# Provided records:
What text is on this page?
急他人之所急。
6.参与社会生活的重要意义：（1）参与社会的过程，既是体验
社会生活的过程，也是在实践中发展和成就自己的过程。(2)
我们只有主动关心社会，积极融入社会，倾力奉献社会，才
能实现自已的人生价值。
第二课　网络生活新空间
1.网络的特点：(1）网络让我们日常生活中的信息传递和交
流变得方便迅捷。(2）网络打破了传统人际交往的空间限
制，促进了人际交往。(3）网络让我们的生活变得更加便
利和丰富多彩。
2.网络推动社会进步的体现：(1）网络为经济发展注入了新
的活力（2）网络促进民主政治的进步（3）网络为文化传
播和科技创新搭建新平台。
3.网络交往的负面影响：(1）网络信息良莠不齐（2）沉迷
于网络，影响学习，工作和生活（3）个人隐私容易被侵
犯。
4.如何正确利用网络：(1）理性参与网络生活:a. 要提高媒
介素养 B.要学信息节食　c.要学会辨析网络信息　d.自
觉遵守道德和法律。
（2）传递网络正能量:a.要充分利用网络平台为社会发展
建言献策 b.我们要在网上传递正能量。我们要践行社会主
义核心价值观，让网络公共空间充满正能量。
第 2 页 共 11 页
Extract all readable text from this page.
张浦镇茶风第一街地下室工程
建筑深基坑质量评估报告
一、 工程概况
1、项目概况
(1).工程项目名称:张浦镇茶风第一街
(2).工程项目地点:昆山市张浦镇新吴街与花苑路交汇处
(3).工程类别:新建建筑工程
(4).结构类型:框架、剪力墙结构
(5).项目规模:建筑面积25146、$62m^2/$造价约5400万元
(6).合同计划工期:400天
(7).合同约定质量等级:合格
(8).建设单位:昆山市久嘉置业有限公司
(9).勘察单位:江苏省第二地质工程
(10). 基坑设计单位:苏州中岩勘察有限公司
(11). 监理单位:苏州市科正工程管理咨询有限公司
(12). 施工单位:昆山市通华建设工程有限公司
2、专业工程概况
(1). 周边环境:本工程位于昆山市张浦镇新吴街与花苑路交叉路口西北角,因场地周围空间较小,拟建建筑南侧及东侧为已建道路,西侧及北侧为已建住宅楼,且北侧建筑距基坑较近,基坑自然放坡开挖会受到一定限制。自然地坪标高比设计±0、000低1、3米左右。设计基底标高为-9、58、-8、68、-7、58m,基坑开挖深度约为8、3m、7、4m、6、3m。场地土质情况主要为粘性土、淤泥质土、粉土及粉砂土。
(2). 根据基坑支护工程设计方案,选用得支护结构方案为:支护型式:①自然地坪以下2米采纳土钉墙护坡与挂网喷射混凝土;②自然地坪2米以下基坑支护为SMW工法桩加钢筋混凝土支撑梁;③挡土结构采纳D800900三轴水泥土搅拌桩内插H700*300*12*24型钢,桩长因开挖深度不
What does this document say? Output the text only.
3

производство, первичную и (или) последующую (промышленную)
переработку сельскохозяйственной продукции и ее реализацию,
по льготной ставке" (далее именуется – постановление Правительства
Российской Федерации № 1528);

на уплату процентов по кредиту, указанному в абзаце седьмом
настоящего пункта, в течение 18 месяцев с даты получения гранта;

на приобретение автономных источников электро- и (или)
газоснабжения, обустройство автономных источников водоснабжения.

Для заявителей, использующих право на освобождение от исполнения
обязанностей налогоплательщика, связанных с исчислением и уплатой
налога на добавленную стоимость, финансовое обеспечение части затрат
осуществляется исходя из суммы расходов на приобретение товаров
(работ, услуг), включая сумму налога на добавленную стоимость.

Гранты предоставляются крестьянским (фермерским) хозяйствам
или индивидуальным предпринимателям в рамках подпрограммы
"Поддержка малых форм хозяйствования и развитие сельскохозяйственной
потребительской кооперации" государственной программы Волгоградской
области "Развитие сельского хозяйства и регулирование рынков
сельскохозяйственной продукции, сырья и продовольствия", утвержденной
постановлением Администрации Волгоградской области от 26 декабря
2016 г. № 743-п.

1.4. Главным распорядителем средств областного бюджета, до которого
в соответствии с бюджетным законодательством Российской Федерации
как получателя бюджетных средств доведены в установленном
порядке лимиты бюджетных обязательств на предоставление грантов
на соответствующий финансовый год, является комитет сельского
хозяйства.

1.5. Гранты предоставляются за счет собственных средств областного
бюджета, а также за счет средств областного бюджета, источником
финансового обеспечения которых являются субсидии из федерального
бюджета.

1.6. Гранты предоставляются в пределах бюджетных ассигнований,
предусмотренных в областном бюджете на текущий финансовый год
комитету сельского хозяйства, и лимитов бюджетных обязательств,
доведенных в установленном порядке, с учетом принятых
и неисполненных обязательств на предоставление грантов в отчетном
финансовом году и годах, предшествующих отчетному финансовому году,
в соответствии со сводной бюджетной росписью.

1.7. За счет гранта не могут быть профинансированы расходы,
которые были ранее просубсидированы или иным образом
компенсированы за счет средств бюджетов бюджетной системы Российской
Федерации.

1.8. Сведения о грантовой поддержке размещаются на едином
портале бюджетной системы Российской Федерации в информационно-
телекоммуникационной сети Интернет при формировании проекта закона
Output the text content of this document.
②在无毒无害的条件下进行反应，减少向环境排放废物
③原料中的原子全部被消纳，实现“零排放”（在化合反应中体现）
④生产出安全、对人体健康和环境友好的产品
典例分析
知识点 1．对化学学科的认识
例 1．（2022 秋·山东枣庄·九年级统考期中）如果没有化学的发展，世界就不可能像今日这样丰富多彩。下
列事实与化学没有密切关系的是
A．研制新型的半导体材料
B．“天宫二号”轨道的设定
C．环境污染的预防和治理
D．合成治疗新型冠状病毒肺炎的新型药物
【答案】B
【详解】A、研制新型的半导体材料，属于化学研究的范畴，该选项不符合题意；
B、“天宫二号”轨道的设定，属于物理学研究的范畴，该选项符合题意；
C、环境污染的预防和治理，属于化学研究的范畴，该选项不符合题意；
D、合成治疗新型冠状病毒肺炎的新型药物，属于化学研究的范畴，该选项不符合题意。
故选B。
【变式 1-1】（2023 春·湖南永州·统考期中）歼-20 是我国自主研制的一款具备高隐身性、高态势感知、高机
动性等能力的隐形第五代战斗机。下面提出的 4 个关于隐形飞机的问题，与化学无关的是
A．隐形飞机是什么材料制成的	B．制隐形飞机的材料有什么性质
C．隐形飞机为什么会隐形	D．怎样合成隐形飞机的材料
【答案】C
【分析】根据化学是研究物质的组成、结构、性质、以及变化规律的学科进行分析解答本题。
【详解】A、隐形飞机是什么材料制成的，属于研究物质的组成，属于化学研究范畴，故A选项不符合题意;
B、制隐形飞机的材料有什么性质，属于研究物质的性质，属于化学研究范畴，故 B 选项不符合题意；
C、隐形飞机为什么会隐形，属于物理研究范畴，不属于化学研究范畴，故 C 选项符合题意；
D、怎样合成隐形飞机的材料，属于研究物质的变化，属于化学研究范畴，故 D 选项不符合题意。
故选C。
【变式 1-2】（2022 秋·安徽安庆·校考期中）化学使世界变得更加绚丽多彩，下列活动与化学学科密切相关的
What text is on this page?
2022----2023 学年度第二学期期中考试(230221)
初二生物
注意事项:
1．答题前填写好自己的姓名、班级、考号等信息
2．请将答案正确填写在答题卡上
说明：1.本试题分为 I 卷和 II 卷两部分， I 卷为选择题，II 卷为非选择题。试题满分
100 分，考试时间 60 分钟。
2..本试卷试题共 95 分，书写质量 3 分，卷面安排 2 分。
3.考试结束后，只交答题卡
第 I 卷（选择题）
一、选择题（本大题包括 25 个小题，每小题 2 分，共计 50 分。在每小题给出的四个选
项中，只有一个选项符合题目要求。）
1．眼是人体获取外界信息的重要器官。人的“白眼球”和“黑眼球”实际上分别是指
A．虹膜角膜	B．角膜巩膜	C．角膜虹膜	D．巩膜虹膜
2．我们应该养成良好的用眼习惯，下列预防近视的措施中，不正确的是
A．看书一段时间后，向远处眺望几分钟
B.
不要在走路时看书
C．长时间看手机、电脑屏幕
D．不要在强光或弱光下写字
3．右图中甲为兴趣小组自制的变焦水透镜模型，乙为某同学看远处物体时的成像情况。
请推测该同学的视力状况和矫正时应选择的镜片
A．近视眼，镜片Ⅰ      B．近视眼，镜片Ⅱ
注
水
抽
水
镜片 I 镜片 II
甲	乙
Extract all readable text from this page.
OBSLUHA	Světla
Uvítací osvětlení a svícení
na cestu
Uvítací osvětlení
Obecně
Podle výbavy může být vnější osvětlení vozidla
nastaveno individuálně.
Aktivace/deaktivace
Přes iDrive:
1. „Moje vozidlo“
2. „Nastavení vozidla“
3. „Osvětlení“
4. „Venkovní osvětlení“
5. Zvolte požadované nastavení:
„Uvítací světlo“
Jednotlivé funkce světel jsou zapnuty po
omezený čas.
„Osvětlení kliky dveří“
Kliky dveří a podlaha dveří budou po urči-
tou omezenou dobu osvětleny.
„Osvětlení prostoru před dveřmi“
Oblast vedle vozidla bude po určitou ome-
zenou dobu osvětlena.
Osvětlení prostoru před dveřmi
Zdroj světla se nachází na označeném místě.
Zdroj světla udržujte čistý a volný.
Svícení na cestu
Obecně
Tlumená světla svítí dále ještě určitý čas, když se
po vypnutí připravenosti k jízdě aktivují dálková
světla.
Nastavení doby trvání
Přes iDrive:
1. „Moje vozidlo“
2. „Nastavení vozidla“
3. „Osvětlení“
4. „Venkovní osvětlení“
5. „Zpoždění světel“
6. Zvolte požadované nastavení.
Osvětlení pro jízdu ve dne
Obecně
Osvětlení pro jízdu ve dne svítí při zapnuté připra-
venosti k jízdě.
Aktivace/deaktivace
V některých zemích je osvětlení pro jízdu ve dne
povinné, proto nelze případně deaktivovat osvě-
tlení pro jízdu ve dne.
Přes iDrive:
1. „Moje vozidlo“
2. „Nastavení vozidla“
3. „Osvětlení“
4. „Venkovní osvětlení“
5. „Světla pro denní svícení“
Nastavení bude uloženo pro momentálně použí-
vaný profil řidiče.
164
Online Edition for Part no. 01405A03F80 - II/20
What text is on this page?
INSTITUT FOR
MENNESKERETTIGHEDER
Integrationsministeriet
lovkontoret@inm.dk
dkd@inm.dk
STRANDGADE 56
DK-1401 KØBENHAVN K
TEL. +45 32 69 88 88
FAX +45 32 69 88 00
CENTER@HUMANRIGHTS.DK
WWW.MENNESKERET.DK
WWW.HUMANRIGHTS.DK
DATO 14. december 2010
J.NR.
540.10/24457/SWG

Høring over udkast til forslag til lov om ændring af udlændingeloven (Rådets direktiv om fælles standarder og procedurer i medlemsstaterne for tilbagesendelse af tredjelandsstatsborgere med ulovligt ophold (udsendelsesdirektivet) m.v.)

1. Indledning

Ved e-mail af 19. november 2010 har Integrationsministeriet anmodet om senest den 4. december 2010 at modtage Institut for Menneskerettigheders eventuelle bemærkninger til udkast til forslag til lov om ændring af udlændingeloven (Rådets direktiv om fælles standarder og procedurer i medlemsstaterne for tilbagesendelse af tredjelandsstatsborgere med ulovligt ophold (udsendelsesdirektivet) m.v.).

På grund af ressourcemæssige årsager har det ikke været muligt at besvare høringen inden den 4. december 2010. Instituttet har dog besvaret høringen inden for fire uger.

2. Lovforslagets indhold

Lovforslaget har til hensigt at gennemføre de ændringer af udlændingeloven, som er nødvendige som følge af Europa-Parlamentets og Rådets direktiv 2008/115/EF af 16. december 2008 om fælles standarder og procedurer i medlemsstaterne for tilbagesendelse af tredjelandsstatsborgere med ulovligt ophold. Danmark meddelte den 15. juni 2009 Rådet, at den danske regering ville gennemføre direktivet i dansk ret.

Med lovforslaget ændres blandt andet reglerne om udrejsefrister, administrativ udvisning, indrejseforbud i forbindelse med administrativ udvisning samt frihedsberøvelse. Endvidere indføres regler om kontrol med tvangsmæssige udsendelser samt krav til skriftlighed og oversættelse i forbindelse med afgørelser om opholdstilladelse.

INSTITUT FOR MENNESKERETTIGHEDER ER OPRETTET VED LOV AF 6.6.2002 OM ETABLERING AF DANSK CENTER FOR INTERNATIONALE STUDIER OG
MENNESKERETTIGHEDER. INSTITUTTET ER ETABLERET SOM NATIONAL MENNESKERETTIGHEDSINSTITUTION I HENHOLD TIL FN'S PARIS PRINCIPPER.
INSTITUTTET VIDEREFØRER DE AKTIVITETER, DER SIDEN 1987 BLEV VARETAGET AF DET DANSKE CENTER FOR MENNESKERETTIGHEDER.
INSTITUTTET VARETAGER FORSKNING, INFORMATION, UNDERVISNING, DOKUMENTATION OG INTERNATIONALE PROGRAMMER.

# Description of the task:
Extract each line holding the word "добавленную" from the records.

# Correct answer:
налога на добавленную стоимость, финансовое обеспечение части затрат
(работ, услуг), включая сумму налога на добавленную стоимость.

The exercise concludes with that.